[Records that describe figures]
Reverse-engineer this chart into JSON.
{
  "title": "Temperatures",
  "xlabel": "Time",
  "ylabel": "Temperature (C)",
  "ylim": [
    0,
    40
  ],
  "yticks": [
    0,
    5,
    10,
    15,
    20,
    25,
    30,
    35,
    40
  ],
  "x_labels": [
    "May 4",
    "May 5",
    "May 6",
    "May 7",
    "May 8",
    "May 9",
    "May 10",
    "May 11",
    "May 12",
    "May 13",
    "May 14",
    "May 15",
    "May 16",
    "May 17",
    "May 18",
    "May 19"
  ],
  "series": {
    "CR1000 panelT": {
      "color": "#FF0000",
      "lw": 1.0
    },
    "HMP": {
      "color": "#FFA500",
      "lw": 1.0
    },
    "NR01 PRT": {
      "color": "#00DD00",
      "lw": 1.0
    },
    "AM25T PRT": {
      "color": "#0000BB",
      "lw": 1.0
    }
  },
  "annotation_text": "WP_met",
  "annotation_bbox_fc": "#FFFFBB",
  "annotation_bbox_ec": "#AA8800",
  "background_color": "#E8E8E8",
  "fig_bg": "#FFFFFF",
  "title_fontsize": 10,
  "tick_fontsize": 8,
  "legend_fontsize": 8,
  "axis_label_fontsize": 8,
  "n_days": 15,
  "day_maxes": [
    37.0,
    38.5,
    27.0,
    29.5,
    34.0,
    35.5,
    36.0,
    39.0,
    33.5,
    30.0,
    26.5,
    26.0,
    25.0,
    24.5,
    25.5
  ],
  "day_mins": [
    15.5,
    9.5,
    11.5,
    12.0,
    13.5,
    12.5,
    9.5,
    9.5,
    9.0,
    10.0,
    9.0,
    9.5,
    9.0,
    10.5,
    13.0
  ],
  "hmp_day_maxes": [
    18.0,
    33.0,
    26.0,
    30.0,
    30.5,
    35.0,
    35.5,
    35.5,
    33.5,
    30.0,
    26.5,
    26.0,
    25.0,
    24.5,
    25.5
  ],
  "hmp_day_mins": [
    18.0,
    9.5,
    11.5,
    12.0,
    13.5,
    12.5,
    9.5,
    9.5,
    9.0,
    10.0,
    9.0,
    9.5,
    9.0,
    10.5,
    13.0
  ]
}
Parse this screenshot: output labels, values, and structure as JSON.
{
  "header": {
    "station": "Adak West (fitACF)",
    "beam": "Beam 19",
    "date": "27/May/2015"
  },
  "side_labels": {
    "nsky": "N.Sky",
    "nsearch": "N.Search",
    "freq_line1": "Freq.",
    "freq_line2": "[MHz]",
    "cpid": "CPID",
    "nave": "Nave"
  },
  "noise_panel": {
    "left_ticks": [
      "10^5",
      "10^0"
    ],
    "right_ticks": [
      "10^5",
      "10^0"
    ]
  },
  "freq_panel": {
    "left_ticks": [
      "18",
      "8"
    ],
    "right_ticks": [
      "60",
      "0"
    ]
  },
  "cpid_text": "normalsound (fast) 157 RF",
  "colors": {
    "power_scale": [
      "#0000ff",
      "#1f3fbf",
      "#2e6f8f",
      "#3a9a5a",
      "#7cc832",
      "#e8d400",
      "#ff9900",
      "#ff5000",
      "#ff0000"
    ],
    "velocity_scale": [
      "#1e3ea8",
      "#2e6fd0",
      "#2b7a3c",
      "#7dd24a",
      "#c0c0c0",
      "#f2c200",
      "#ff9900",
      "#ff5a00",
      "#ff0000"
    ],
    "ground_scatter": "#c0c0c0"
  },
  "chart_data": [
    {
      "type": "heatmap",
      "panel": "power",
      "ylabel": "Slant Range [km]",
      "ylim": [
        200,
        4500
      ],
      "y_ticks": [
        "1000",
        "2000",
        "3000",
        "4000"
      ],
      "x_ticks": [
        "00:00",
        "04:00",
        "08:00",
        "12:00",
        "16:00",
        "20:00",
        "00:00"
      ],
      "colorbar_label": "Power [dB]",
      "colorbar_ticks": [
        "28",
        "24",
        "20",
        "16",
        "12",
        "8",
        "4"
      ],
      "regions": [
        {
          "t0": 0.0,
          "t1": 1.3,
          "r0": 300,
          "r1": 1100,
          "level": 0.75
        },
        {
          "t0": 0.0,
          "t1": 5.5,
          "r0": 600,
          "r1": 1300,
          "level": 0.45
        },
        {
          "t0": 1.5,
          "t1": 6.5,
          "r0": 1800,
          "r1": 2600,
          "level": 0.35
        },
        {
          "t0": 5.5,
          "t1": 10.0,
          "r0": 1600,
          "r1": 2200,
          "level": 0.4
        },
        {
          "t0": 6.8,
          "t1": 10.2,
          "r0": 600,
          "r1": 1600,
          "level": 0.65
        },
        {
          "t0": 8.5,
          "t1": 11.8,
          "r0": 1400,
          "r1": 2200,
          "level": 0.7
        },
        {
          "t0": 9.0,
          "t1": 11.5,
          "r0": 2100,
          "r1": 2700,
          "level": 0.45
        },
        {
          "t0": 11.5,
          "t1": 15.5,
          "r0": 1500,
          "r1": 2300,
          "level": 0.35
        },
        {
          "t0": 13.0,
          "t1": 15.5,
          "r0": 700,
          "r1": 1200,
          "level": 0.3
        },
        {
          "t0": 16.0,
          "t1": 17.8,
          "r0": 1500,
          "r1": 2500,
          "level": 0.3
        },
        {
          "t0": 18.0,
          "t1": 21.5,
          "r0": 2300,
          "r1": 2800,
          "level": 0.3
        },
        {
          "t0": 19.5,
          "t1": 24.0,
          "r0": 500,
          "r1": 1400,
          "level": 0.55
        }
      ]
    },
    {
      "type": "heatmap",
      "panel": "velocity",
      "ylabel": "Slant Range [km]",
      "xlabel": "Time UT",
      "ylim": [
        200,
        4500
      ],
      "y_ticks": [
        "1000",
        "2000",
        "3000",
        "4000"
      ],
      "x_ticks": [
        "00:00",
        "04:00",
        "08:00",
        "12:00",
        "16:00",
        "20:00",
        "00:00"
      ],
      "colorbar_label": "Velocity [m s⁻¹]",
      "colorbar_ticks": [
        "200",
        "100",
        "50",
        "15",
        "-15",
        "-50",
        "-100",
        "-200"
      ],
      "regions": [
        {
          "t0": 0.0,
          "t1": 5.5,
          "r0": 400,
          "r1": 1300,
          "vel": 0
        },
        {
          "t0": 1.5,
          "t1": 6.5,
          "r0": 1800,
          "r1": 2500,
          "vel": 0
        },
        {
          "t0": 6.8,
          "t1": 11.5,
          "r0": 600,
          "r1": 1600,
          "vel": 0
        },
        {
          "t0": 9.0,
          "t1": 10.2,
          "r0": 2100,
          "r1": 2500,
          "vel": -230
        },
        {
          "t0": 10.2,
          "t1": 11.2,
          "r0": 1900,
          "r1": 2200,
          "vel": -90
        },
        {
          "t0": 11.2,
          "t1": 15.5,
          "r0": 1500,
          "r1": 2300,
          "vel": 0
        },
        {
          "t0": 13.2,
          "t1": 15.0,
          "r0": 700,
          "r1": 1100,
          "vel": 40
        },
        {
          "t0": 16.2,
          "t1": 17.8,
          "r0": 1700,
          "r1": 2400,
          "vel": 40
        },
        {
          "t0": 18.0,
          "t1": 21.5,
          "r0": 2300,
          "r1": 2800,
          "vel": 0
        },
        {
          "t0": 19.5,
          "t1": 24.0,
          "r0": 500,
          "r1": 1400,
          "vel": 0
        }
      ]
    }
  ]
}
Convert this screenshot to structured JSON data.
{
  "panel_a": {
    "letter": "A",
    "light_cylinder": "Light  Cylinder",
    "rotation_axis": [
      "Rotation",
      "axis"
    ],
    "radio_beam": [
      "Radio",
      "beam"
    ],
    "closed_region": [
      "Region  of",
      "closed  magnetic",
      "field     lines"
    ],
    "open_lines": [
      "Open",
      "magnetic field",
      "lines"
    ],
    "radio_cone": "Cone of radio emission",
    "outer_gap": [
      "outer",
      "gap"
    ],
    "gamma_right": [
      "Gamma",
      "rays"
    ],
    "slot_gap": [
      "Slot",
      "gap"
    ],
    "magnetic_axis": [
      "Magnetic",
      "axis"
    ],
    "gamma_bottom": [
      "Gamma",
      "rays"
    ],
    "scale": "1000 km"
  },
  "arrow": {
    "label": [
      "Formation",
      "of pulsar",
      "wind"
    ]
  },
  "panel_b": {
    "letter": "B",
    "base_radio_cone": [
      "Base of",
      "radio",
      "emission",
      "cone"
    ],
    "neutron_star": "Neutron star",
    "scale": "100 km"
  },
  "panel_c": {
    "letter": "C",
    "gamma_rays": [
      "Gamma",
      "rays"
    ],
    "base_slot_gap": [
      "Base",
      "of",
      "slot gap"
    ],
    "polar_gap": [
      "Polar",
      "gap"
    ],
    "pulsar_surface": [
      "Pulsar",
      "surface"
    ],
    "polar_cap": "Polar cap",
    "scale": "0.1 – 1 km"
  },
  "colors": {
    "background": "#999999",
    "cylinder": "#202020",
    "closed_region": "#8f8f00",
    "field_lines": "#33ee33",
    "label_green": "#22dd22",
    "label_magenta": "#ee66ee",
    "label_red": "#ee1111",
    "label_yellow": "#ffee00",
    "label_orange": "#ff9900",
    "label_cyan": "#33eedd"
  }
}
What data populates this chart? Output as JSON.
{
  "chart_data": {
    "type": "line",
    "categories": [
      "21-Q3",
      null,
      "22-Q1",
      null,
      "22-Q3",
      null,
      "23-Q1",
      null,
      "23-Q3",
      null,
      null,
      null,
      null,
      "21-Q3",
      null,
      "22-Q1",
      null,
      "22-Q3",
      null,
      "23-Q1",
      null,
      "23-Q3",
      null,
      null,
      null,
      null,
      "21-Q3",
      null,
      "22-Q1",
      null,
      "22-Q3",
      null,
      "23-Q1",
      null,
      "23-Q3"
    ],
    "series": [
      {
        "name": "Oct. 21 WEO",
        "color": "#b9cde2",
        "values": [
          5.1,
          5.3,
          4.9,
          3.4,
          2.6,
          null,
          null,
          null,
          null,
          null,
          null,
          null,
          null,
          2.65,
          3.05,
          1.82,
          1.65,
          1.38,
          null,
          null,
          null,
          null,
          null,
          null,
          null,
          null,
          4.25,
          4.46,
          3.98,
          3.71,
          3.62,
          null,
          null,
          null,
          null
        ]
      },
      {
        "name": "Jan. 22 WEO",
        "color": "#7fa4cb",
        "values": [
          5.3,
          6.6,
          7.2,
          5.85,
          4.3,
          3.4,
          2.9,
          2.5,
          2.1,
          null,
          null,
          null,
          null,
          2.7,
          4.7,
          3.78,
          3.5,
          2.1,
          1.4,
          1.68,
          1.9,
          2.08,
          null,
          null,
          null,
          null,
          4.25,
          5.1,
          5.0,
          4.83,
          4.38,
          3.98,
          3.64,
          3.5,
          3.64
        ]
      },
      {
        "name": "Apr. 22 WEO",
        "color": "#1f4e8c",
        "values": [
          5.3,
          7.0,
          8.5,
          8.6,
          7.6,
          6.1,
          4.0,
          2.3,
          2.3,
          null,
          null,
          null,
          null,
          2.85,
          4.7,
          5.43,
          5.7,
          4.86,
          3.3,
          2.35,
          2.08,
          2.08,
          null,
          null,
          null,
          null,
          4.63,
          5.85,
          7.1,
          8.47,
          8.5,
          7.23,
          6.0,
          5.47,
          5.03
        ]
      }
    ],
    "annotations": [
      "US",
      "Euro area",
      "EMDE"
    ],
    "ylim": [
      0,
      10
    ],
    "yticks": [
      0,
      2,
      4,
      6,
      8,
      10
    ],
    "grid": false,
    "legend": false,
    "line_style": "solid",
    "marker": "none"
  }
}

▶ **WHAT NEEDS TO BE DONE**: Pick out all lines from the data above in which the word "this" appears.

▶ **FULL SOLUTION**:
Reverse-engineer this chart into JSON.
Parse this screenshot: output labels, values, and structure as JSON.
Convert this screenshot to structured JSON data.
What data populates this chart? Output as JSON.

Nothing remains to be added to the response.